>>>

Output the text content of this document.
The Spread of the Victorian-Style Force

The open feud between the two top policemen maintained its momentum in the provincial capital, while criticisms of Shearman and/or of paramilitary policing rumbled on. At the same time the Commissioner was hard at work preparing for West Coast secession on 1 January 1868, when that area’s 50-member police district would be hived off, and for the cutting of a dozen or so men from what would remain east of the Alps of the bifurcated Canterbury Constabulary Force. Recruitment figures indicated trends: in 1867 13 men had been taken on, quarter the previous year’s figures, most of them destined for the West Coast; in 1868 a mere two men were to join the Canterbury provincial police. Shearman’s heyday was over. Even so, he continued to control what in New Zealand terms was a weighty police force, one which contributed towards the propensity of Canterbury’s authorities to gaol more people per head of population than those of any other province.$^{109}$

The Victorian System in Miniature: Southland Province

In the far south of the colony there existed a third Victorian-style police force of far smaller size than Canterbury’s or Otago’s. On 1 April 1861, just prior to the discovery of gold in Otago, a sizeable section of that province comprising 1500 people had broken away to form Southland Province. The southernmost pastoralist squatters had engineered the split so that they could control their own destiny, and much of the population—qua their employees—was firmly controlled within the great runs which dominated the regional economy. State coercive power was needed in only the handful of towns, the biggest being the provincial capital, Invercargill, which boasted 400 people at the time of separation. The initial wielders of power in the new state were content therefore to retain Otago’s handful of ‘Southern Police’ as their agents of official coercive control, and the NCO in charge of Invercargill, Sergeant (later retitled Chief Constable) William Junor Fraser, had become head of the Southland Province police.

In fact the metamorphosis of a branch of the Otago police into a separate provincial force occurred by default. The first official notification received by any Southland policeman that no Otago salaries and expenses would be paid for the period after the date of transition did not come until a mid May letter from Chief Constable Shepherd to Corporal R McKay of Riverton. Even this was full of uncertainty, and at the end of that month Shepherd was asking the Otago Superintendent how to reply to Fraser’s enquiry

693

<<<

| Exercise aim |
Write out the whole listing again. Match it word for word.

| Answer below |
Output the text content of this document.
The Spread of the Victorian-Style Force

The open feud between the two top policemen maintained its momentum in the provincial capital, while criticisms of Shearman and/or of paramilitary policing rumbled on. At the same time the Commissioner was hard at work preparing for West Coast secession on 1 January 1868, when that area’s 50-member police district would be hived off, and for the cutting of a dozen or so men from what would remain east of the Alps of the bifurcated Canterbury Constabulary Force. Recruitment figures indicated trends: in 1867 13 men had been taken on, quarter the previous year’s figures, most of them destined for the West Coast; in 1868 a mere two men were to join the Canterbury provincial police. Shearman’s heyday was over. Even so, he continued to control what in New Zealand terms was a weighty police force, one which contributed towards the propensity of Canterbury’s authorities to gaol more people per head of population than those of any other province.$^{109}$

The Victorian System in Miniature: Southland Province

In the far south of the colony there existed a third Victorian-style police force of far smaller size than Canterbury’s or Otago’s. On 1 April 1861, just prior to the discovery of gold in Otago, a sizeable section of that province comprising 1500 people had broken away to form Southland Province. The southernmost pastoralist squatters had engineered the split so that they could control their own destiny, and much of the population—qua their employees—was firmly controlled within the great runs which dominated the regional economy. State coercive power was needed in only the handful of towns, the biggest being the provincial capital, Invercargill, which boasted 400 people at the time of separation. The initial wielders of power in the new state were content therefore to retain Otago’s handful of ‘Southern Police’ as their agents of official coercive control, and the NCO in charge of Invercargill, Sergeant (later retitled Chief Constable) William Junor Fraser, had become head of the Southland Province police.

In fact the metamorphosis of a branch of the Otago police into a separate provincial force occurred by default. The first official notification received by any Southland policeman that no Otago salaries and expenses would be paid for the period after the date of transition did not come until a mid May letter from Chief Constable Shepherd to Corporal R McKay of Riverton. Even this was full of uncertainty, and at the end of that month Shepherd was asking the Otago Superintendent how to reply to Fraser’s enquiry

693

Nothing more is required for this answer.